___ Data in this exercise
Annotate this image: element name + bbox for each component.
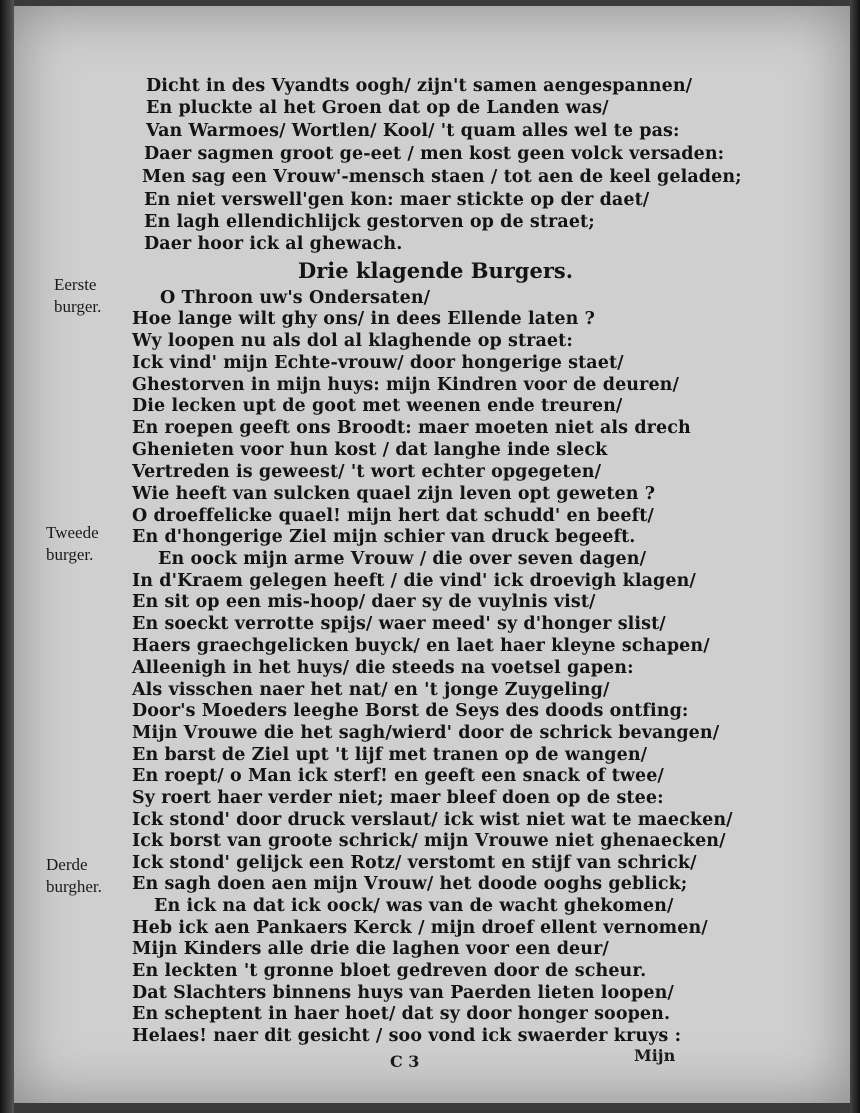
verse-line: Sy roert haer verder niet; maer bleef doen op de stee: — [132, 788, 664, 808]
verse-line: Wie heeft van sulcken quael zijn leven opt geweten ? — [132, 484, 656, 504]
verse-line: Mijn Vrouwe die het sagh/wierd' door de schrick bevangen/ — [132, 723, 720, 743]
verse-line: En pluckte al het Groen dat op de Landen was/ — [146, 98, 609, 118]
verse-line: En roept/ o Man ick sterf! en geeft een snack of twee/ — [132, 766, 664, 786]
speaker-label-first: Eerste burger. — [54, 275, 102, 316]
verse-line: En soeckt verrotte spijs/ waer meed' sy d'honger slist/ — [132, 614, 666, 634]
verse-line: Die lecken upt de goot met weenen ende treuren/ — [132, 396, 623, 416]
verse-line: Alleenigh in het huys/ die steeds na voetsel gapen: — [132, 658, 634, 678]
verse-line: Helaes! naer dit gesicht / soo vond ick swaerder kruys : — [132, 1026, 682, 1046]
verse-line: Haers graechgelicken buyck/ en laet haer kleyne schapen/ — [132, 636, 710, 656]
speaker-label-second: Tweede burger. — [46, 523, 99, 564]
verse-line: Dat Slachters binnens huys van Paerden lieten loopen/ — [132, 983, 674, 1003]
verse-line: En d'hongerige Ziel mijn schier van druck begeeft. — [132, 527, 636, 547]
speaker-label-third: Derde burgher. — [46, 855, 102, 896]
verse-line: Dicht in des Vyandts oogh/ zijn't samen aengespannen/ — [146, 76, 693, 96]
verse-line: Van Warmoes/ Wortlen/ Kool/ 't quam alles wel te pas: — [146, 121, 680, 141]
document-page — [14, 6, 850, 1103]
verse-line: En barst de Ziel upt 't lijf met tranen op de wangen/ — [132, 745, 648, 765]
verse-line: Ick stond' gelijck een Rotz/ verstomt en stijf van schrick/ — [132, 853, 697, 873]
book-edge-right — [850, 0, 860, 1113]
verse-line: O droeffelicke quael! mijn hert dat schudd' en beeft/ — [132, 506, 654, 526]
verse-line: O Throon uw's Ondersaten/ — [160, 288, 431, 308]
verse-line: Wy loopen nu als dol al klaghende op straet: — [132, 331, 573, 351]
book-spine-edge — [0, 0, 14, 1113]
verse-line: En lagh ellendichlijck gestorven op de straet; — [144, 212, 595, 232]
verse-line: En sit op een mis-hoop/ daer sy de vuylnis vist/ — [132, 592, 596, 612]
section-heading: Drie klagende Burgers. — [298, 258, 574, 283]
verse-line: En niet verswell'gen kon: maer stickte op der daet/ — [144, 190, 650, 210]
verse-line: Ick stond' door druck verslaut/ ick wist niet wat te maecken/ — [132, 810, 733, 830]
verse-line: En scheptent in haer hoet/ dat sy door honger soopen. — [132, 1004, 671, 1024]
verse-line: Ick borst van groote schrick/ mijn Vrouwe niet ghenaecken/ — [132, 831, 726, 851]
verse-line: Heb ick aen Pankaers Kerck / mijn droef ellent vernomen/ — [132, 918, 708, 938]
verse-line: Ghestorven in mijn huys: mijn Kindren voor de deuren/ — [132, 375, 679, 395]
verse-line: In d'Kraem gelegen heeft / die vind' ick droevigh klagen/ — [132, 571, 696, 591]
verse-line: En roepen geeft ons Broodt: maer moeten niet als drech — [132, 418, 691, 438]
verse-line: Daer sagmen groot ge-eet / men kost geen volck versaden: — [144, 144, 725, 164]
verse-line: Door's Moeders leeghe Borst de Seys des doods ontfing: — [132, 701, 689, 721]
verse-line: Als visschen naer het nat/ en 't jonge Zuygeling/ — [132, 680, 610, 700]
verse-line: Daer hoor ick al ghewach. — [144, 234, 403, 254]
verse-line: Men sag een Vrouw'-mensch staen / tot aen de keel geladen; — [142, 167, 742, 187]
verse-line: Mijn Kinders alle drie die laghen voor een deur/ — [132, 939, 609, 959]
verse-line: Vertreden is geweest/ 't wort echter opgegeten/ — [132, 462, 602, 482]
verse-line: En leckten 't gronne bloet gedreven door de scheur. — [132, 961, 647, 981]
verse-line: En sagh doen aen mijn Vrouw/ het doode ooghs geblick; — [132, 874, 688, 894]
catchword: Mijn — [634, 1046, 676, 1065]
verse-line: Ick vind' mijn Echte-vrouw/ door hongerige staet/ — [132, 353, 624, 373]
verse-line: En oock mijn arme Vrouw / die over seven dagen/ — [158, 549, 647, 569]
signature-mark: C 3 — [390, 1052, 420, 1071]
verse-line: Hoe lange wilt ghy ons/ in dees Ellende laten ? — [132, 309, 595, 329]
verse-line: Ghenieten voor hun kost / dat langhe inde sleck — [132, 440, 608, 460]
verse-line: En ick na dat ick oock/ was van de wacht ghekomen/ — [154, 896, 674, 916]
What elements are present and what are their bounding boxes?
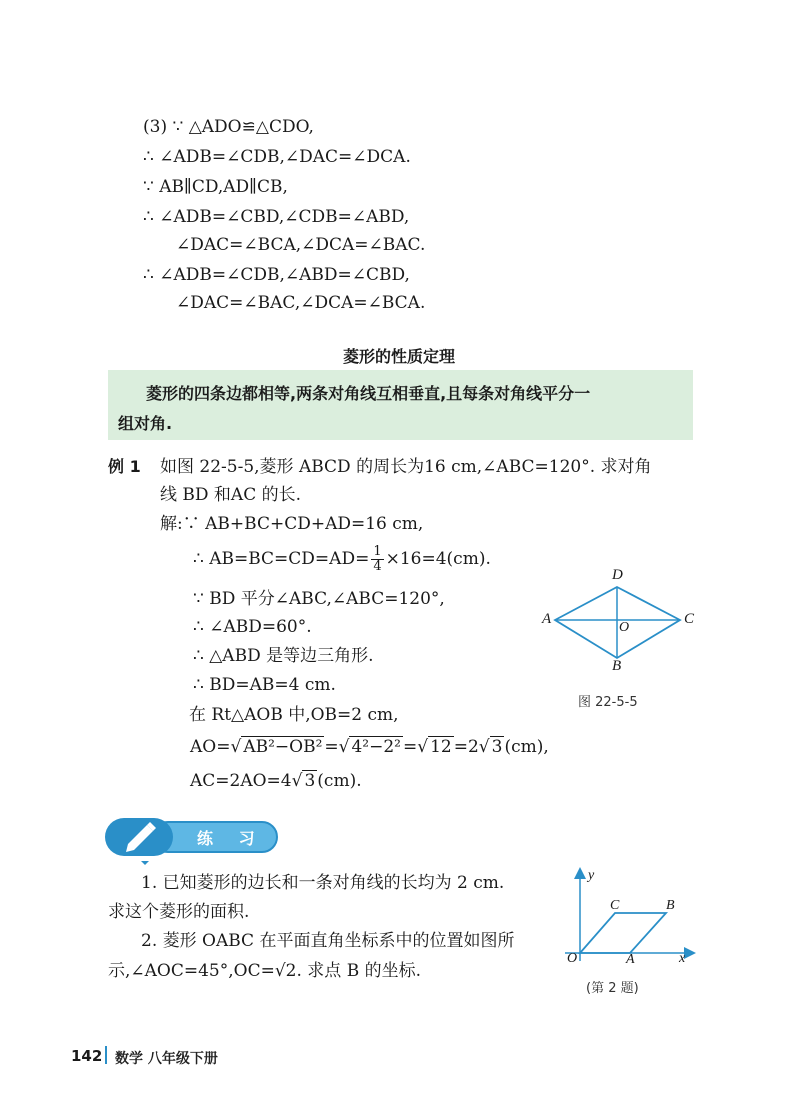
rhombus-label-b: B — [612, 658, 622, 674]
solution-line-4: ∴ ∠ABD=60°. — [193, 617, 312, 637]
proof-line-3: ∵ AB∥CD,AD∥CB, — [143, 177, 288, 197]
rhombus-label-c: C — [684, 611, 695, 627]
exercise-title: 练 习 — [197, 829, 265, 848]
ao-lhs: AO= — [190, 737, 231, 757]
sqrt-sign-icon: √ — [230, 737, 242, 757]
sqrt-3-b: 3 — [304, 771, 316, 791]
sqrt-sign-icon: √ — [338, 737, 350, 757]
figure-caption-2: (第 2 题) — [586, 981, 639, 996]
theorem-line-1: 菱形的四条边都相等,两条对角线互相垂直,且每条对角线平分一 — [146, 384, 591, 403]
rhombus-label-a: A — [542, 611, 552, 627]
solution-line-2-post: ×16=4(cm). — [385, 549, 491, 569]
coord-label-b: B — [666, 898, 675, 913]
solution-line-2-pre: ∴ AB=BC=CD=AD= — [193, 549, 370, 569]
solution-line-6: ∴ BD=AB=4 cm. — [193, 675, 336, 695]
proof-line-1: (3) ∵ △ADO≌△CDO, — [143, 117, 314, 137]
solution-line-1: 解:∵ AB+BC+CD+AD=16 cm, — [160, 514, 424, 534]
exercise-q1-line-2: 求这个菱形的面积. — [108, 902, 250, 922]
equals-sign: = — [403, 737, 418, 757]
rhombus-label-d: D — [612, 567, 623, 583]
solution-line-5: ∴ △ABD 是等边三角形. — [193, 646, 374, 666]
coord-label-y: y — [588, 868, 595, 883]
section-title: 菱形的性质定理 — [343, 347, 456, 366]
sqrt-3: 3 — [491, 737, 503, 757]
page-number: 142 — [71, 1047, 103, 1065]
fraction-denominator: 4 — [373, 559, 382, 574]
sqrt-sign-icon: √ — [291, 771, 303, 791]
rhombus-label-o: O — [619, 620, 630, 635]
theorem-box — [108, 370, 693, 440]
example-problem-line-1: 如图 22-5-5,菱形 ABCD 的周长为16 cm,∠ABC=120°. 求对角 — [160, 457, 652, 477]
footer-book-title: 数学 八年级下册 — [115, 1051, 218, 1067]
coord-label-a: A — [626, 952, 635, 967]
unit-cm-b: (cm). — [317, 771, 362, 791]
coord-label-x: x — [679, 951, 686, 966]
proof-line-6: ∴ ∠ADB=∠CDB,∠ABD=∠CBD, — [143, 265, 410, 285]
solution-line-8 — [190, 736, 549, 758]
sqrt-sign-icon: √ — [417, 737, 429, 757]
exercise-q2-line-2: 示,∠AOC=45°,OC=√2. 求点 B 的坐标. — [108, 961, 421, 981]
fraction-numerator: 1 — [373, 544, 382, 559]
fraction-one-quarter — [371, 545, 383, 574]
figure-caption-1: 图 22-5-5 — [578, 695, 638, 710]
coordinate-figure — [560, 865, 700, 965]
solution-line-2 — [193, 545, 491, 574]
coord-label-o: O — [567, 951, 578, 966]
equals-two: =2 — [453, 737, 479, 757]
proof-line-7: ∠DAC=∠BAC,∠DCA=∠BCA. — [176, 293, 426, 313]
sqrt-12: 12 — [430, 737, 452, 757]
rhombus-oabc — [580, 913, 666, 953]
proof-line-4: ∴ ∠ADB=∠CBD,∠CDB=∠ABD, — [143, 207, 410, 227]
sqrt-sign-icon: √ — [478, 737, 490, 757]
sqrt-4-2: 4²−2² — [351, 737, 401, 757]
proof-line-5: ∠DAC=∠BCA,∠DCA=∠BAC. — [176, 235, 426, 255]
ac-expression: AC=2AO=4 — [190, 771, 292, 791]
sqrt-ab-ob: AB²−OB² — [243, 737, 323, 757]
coord-label-c: C — [610, 898, 620, 913]
theorem-line-2: 组对角. — [118, 414, 173, 433]
footer-divider — [105, 1046, 107, 1064]
solution-line-3: ∵ BD 平分∠ABC,∠ABC=120°, — [193, 589, 445, 609]
unit-cm: (cm), — [504, 737, 549, 757]
example-label: 例 1 — [108, 457, 141, 476]
exercise-q1-line-1: 1. 已知菱形的边长和一条对角线的长均为 2 cm. — [141, 873, 505, 893]
solution-line-9 — [190, 770, 362, 792]
equals-sign: = — [324, 737, 339, 757]
example-problem-line-2: 线 BD 和AC 的长. — [160, 485, 302, 505]
exercise-q2-line-1: 2. 菱形 OABC 在平面直角坐标系中的位置如图所 — [141, 931, 515, 951]
proof-line-2: ∴ ∠ADB=∠CDB,∠DAC=∠DCA. — [143, 147, 411, 167]
solution-line-7: 在 Rt△AOB 中,OB=2 cm, — [189, 705, 399, 725]
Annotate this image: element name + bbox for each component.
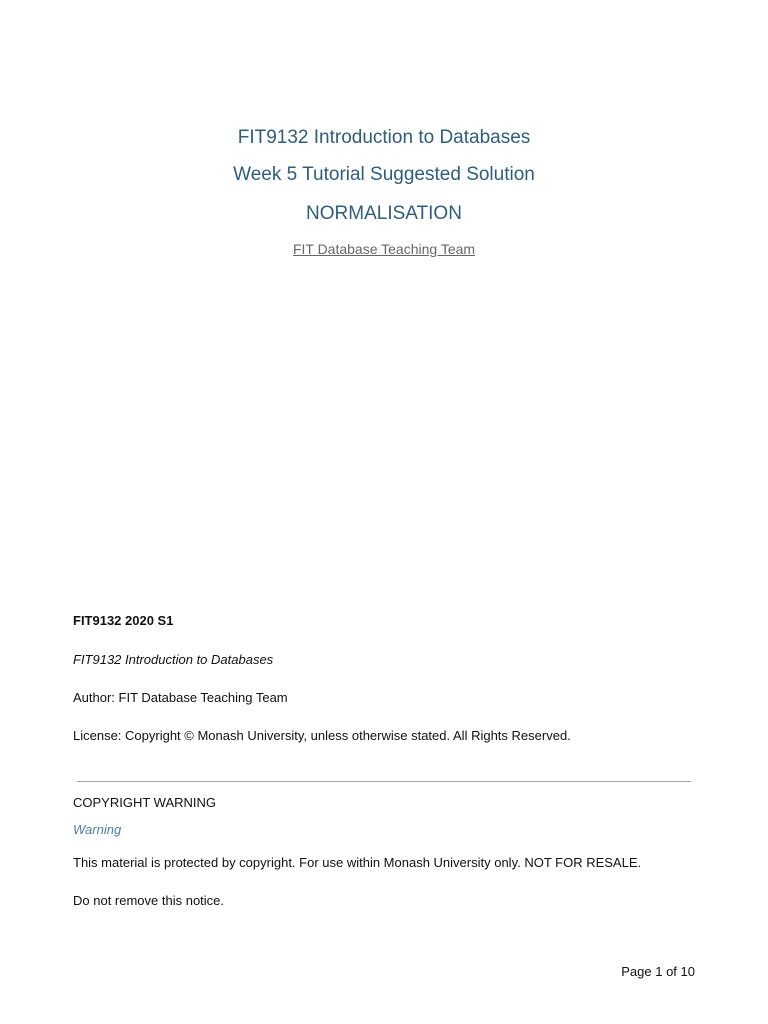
topic-heading: NORMALISATION [306, 203, 462, 224]
course-name: FIT9132 Introduction to Databases [73, 652, 274, 667]
page-number: Page 1 of 10 [621, 964, 695, 979]
tutorial-subtitle: Week 5 Tutorial Suggested Solution [233, 164, 535, 185]
copyright-heading: COPYRIGHT WARNING [73, 795, 217, 810]
license-line: License: Copyright © Monash University, unless otherwise stated. All Rights Reserved. [73, 728, 571, 743]
unit-code: FIT9132 2020 S1 [73, 613, 174, 628]
protected-notice: This material is protected by copyright. For use within Monash University only. NOT FOR RESALE. [73, 855, 642, 870]
team-link-wrapper [0, 240, 768, 258]
remove-notice: Do not remove this notice. [73, 893, 225, 908]
teaching-team-link[interactable]: FIT Database Teaching Team [292, 241, 476, 257]
horizontal-divider [77, 781, 691, 782]
warning-label: Warning [73, 822, 122, 837]
author-line: Author: FIT Database Teaching Team [73, 690, 288, 705]
course-title: FIT9132 Introduction to Databases [237, 127, 531, 148]
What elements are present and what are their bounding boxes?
______
Directive:
Report every line of the records that contains the word "University", matching case exactly.

Expected output:
license-line: License: Copyright © Monash University, unless otherwise stated. All Rights Reserved. [73, 728, 571, 743]
protected-notice: This material is protected by copyright. For use within Monash University only. NOT FOR RESALE. [73, 855, 642, 870]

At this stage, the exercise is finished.